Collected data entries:
** Start **
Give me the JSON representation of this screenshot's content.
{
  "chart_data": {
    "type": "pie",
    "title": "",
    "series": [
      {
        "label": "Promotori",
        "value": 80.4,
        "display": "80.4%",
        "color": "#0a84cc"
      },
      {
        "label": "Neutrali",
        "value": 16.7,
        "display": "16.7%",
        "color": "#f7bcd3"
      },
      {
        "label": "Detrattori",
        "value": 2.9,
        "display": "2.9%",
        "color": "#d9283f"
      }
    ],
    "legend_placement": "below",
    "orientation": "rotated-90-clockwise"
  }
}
** End **
** Start **
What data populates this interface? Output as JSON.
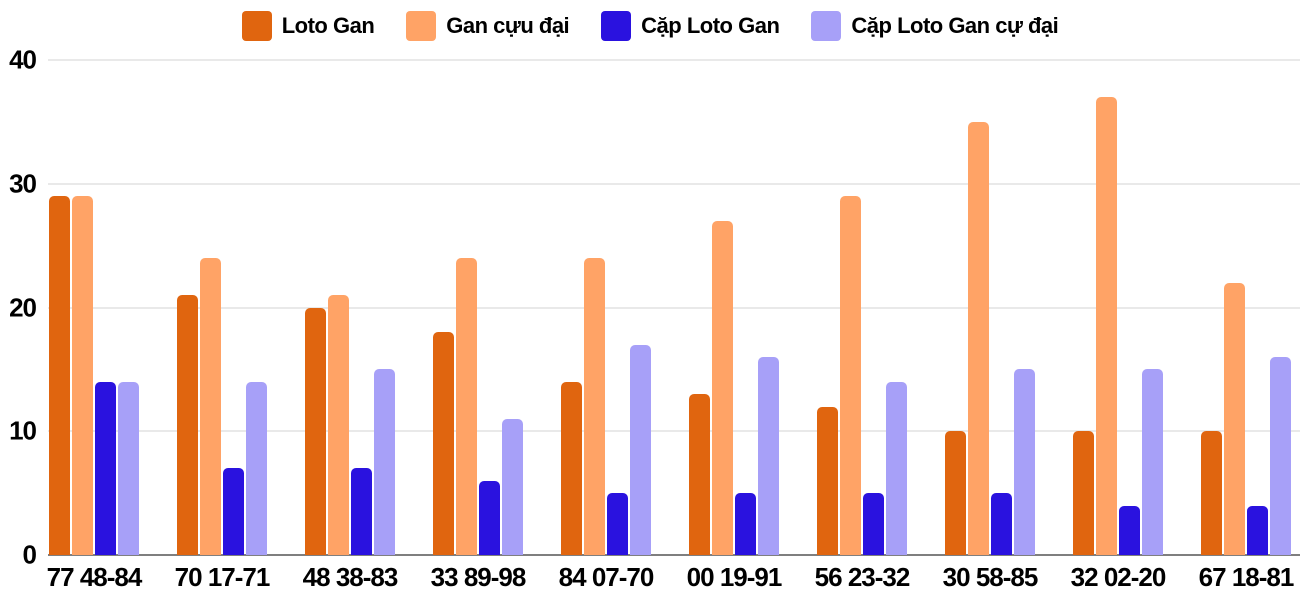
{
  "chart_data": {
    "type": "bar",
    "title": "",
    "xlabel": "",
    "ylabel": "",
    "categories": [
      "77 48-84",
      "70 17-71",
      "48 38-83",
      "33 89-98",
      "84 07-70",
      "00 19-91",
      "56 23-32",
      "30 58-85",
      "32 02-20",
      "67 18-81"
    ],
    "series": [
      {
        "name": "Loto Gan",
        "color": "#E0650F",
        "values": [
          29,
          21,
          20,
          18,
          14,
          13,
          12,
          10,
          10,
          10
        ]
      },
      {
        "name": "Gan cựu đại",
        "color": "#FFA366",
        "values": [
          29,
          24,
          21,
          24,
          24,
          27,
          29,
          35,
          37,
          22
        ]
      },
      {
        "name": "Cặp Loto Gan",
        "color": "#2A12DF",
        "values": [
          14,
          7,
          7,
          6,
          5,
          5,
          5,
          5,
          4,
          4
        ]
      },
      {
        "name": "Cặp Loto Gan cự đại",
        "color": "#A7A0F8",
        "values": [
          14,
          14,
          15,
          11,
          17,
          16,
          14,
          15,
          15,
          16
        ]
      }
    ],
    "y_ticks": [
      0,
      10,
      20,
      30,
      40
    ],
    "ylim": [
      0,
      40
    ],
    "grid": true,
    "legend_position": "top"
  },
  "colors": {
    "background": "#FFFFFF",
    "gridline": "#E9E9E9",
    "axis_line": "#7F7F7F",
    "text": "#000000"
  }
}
** End **
Set problem
Look through the lines above and collect those with the word "JSON".

Exercise output
Give me the JSON representation of this screenshot's content.
What data populates this interface? Output as JSON.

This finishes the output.